- Exercise description
Copy out every line containing the word "range".

+---+

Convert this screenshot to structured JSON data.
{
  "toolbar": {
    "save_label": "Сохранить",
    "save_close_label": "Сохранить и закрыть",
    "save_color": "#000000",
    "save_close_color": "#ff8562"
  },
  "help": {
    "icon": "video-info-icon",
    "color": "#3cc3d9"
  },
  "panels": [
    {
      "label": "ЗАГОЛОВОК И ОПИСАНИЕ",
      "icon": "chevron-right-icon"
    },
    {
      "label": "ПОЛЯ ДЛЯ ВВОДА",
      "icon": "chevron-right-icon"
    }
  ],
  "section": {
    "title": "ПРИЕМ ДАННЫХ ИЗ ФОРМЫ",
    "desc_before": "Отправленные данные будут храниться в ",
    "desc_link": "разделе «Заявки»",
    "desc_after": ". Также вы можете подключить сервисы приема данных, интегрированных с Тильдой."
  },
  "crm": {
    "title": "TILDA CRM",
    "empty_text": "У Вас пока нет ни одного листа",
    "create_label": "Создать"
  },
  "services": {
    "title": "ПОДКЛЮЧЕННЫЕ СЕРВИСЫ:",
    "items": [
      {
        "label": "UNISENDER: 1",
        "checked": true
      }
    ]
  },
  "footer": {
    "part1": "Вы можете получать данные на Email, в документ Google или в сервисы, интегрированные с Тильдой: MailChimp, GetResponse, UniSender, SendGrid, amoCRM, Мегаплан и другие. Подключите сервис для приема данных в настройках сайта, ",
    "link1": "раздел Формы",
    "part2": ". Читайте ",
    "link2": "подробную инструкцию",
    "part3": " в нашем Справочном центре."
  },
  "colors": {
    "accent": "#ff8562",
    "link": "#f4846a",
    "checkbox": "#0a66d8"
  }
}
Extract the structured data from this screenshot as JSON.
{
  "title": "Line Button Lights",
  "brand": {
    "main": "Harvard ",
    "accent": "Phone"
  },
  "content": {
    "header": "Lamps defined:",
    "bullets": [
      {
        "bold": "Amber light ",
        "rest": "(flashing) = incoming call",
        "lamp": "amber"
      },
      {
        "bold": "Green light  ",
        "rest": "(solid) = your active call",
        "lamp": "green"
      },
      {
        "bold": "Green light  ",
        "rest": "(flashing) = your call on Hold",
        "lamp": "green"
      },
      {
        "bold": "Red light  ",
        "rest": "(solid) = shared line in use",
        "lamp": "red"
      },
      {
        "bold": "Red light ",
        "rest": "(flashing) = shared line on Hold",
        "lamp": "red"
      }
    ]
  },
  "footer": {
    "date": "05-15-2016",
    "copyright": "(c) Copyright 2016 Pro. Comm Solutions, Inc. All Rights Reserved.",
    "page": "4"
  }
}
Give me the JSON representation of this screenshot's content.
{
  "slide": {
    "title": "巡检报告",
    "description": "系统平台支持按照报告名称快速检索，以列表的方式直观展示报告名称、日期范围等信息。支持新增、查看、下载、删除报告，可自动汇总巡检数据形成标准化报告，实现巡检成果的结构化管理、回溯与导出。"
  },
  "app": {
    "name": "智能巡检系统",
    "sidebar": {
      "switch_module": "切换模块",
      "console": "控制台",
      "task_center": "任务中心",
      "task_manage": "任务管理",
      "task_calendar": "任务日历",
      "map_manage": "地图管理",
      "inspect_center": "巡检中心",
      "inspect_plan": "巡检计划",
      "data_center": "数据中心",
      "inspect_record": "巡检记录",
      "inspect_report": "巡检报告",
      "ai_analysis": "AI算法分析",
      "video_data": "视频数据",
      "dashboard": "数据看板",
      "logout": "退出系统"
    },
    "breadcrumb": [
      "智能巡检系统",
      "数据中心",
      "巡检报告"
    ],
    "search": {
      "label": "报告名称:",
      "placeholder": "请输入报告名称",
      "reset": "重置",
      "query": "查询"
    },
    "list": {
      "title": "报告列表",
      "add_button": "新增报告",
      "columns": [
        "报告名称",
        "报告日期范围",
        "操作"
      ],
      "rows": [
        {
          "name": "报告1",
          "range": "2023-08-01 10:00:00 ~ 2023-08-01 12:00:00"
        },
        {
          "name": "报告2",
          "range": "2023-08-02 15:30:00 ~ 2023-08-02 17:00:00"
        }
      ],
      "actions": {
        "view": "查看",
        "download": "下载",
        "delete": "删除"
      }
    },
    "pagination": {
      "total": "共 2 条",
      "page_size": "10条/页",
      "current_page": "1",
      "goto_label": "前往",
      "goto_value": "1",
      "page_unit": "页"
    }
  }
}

+---+

- Correct output
          "range": "2023-08-01 10:00:00 ~ 2023-08-01 12:00:00"
          "range": "2023-08-02 15:30:00 ~ 2023-08-02 17:00:00"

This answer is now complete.